◆ **Items from a data source**
********

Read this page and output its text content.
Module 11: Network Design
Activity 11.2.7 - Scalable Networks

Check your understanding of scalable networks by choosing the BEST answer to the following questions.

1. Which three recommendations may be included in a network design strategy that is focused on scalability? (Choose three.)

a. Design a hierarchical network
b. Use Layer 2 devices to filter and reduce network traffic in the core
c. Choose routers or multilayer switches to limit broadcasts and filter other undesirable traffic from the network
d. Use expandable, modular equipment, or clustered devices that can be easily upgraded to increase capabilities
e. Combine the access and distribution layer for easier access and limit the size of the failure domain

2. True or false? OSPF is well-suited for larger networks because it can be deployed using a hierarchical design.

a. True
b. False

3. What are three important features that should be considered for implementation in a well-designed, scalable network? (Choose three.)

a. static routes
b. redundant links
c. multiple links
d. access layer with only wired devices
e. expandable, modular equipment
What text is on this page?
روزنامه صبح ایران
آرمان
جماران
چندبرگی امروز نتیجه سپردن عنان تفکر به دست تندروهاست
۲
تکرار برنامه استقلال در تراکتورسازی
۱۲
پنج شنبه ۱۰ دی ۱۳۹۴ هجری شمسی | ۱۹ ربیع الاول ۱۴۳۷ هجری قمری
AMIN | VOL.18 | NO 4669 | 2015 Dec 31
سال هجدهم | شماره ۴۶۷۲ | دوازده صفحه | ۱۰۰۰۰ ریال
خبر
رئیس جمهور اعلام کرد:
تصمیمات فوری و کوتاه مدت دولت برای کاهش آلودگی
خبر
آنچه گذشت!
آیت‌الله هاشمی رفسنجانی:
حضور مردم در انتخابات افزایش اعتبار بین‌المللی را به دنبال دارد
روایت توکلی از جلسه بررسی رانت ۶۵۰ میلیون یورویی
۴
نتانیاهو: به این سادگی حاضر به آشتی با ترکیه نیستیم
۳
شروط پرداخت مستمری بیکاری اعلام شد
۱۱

********

◆ **REQUIREMENTS**
Scan the material above for the string "modular" and return the lines that hold it.

◆ **EXERCISE ANSWER**
d. Use expandable, modular equipment, or clustered devices that can be easily upgraded to increase capabilities
e. expandable, modular equipment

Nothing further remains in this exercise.